* Begin The data *

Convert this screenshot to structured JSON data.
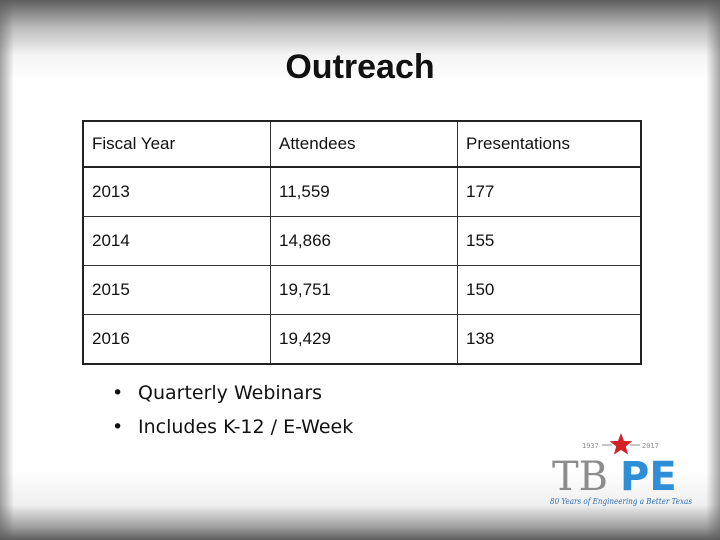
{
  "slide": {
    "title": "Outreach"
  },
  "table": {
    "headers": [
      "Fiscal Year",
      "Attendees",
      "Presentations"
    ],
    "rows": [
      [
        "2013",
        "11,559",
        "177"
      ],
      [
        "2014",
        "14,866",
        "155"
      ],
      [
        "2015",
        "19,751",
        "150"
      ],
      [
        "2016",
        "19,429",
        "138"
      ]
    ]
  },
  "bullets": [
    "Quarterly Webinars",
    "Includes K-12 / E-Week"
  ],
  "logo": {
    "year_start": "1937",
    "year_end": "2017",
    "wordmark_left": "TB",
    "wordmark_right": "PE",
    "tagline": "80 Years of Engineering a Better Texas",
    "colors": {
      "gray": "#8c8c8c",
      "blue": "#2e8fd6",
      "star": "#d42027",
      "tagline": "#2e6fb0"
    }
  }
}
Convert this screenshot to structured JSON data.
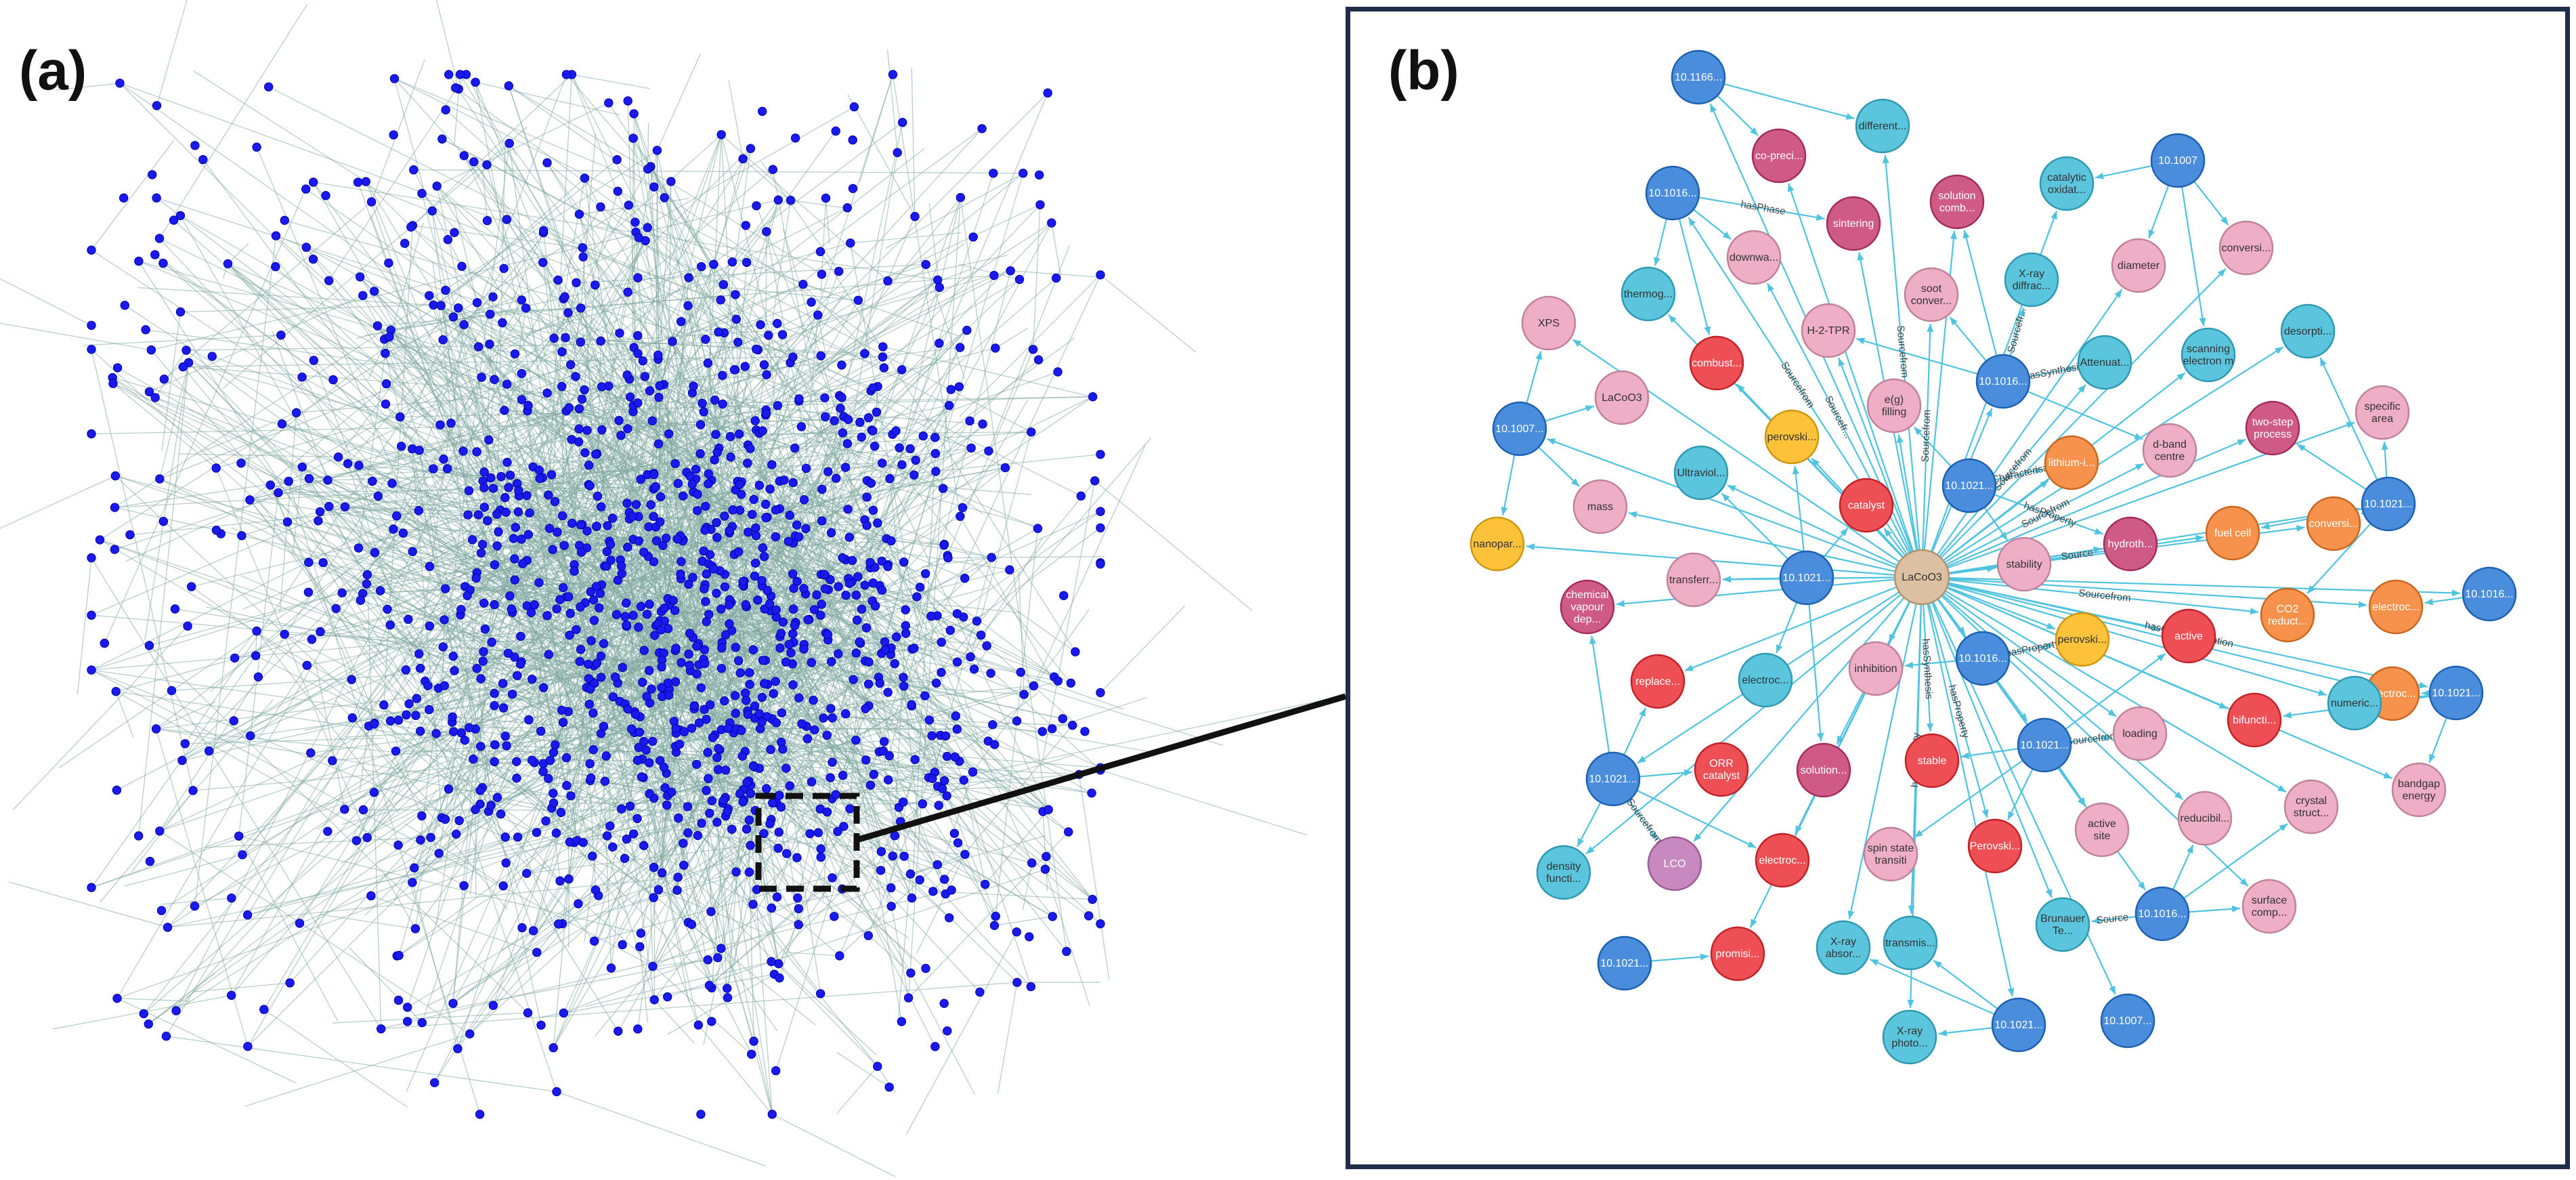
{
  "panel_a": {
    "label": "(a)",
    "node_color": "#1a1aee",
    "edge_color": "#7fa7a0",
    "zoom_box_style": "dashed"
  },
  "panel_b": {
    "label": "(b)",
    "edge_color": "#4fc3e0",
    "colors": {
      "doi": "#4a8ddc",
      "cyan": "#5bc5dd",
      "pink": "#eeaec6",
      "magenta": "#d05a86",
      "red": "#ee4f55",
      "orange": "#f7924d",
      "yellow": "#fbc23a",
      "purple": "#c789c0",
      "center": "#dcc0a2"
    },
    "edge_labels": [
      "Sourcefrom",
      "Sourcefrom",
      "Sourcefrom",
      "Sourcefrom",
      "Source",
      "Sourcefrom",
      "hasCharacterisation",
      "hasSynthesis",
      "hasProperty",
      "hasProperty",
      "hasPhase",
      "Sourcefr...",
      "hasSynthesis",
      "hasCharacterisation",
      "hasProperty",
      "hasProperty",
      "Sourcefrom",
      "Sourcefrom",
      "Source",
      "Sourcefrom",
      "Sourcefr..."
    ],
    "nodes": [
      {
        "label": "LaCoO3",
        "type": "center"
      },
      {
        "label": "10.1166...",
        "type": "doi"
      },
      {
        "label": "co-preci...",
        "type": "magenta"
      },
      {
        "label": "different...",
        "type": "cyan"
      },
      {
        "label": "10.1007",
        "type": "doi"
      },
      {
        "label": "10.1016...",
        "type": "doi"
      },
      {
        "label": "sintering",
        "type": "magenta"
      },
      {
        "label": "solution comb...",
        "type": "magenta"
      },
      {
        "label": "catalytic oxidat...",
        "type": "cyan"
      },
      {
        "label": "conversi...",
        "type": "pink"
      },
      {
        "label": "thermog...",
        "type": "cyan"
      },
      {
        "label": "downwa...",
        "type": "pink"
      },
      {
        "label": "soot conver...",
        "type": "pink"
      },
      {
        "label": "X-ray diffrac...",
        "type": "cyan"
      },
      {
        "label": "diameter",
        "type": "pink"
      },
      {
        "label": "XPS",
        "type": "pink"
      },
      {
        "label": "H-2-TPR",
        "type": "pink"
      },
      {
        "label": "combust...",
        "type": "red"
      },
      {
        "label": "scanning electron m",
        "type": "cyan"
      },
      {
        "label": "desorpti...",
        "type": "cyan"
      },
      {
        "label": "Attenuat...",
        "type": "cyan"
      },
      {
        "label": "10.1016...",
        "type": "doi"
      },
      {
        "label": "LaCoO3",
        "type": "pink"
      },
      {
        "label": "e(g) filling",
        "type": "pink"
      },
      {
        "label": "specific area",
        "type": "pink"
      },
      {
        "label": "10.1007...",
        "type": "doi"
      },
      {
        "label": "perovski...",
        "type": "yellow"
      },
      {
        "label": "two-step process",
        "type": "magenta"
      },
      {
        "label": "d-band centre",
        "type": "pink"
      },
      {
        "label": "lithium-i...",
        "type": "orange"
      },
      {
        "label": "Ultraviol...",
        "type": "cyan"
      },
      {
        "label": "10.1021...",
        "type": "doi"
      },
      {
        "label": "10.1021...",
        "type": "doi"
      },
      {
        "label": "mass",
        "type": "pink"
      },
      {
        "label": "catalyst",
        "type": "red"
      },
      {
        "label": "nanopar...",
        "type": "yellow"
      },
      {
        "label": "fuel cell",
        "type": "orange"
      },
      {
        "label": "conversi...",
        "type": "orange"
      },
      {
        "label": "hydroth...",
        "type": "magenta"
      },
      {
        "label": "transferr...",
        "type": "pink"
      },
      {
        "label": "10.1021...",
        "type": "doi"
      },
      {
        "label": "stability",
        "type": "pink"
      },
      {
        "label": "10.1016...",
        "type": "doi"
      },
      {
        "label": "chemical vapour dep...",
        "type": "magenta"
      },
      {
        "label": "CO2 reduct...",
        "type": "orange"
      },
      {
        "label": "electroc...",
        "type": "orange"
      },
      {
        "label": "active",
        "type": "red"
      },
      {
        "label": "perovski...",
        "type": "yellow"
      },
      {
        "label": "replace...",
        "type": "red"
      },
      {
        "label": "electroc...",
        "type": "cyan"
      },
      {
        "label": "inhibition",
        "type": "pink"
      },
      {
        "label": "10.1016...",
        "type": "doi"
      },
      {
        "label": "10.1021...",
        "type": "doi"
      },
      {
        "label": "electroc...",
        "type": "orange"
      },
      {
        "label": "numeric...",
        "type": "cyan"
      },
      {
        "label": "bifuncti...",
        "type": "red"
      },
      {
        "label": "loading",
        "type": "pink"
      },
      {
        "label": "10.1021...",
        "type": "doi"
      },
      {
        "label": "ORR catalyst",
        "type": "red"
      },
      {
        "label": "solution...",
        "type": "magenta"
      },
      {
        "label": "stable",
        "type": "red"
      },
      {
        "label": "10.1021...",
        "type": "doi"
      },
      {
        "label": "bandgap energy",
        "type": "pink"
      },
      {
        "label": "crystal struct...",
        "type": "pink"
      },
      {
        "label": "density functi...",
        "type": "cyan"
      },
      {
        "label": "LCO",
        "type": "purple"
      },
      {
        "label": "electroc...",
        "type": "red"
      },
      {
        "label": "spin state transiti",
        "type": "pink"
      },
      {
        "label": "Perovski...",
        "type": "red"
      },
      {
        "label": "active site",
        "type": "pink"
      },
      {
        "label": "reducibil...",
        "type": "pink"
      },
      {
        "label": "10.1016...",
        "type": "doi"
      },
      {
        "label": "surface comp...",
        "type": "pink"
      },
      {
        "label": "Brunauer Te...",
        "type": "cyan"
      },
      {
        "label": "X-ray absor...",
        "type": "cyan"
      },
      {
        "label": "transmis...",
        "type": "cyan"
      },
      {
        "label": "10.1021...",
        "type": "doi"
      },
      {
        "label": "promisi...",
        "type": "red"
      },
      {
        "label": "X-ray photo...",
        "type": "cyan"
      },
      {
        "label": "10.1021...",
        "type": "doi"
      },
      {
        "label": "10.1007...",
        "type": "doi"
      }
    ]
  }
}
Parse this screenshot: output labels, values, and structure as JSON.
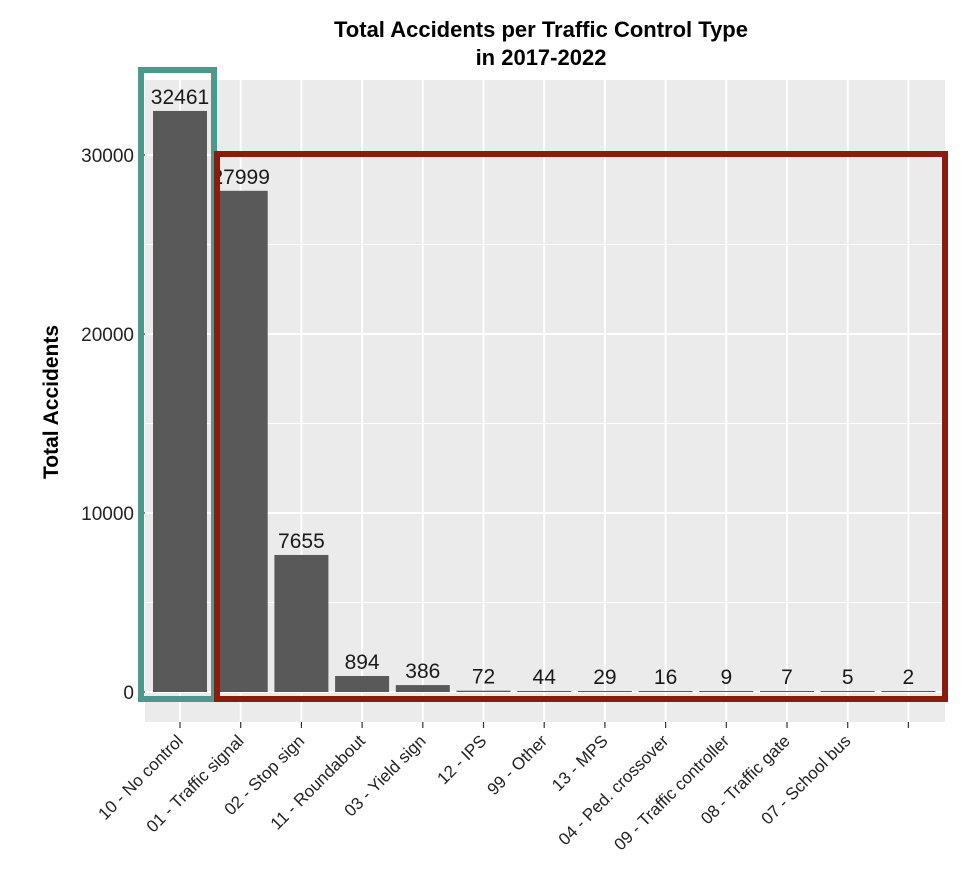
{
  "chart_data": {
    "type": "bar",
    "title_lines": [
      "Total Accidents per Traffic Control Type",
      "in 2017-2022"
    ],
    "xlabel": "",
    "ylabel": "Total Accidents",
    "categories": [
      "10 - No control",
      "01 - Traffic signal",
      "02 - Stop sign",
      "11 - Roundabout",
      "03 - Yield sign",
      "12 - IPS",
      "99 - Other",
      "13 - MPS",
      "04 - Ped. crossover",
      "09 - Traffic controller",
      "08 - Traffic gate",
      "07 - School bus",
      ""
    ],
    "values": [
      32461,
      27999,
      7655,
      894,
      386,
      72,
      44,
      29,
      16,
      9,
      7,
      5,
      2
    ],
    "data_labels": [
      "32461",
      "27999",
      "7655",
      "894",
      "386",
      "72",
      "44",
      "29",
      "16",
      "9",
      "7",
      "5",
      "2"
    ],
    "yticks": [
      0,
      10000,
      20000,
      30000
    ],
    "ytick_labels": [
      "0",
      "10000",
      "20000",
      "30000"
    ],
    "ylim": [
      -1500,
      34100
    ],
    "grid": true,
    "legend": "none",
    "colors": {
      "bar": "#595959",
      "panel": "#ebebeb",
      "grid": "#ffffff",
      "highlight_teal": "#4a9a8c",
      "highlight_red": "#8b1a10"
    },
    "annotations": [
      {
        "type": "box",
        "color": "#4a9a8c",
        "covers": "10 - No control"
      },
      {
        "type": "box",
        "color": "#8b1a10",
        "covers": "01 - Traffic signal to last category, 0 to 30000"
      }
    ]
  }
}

* End The data *

What you need to do ▸ Answer with one number: how many lines in the listing hold "values".

Full answer ▸ 2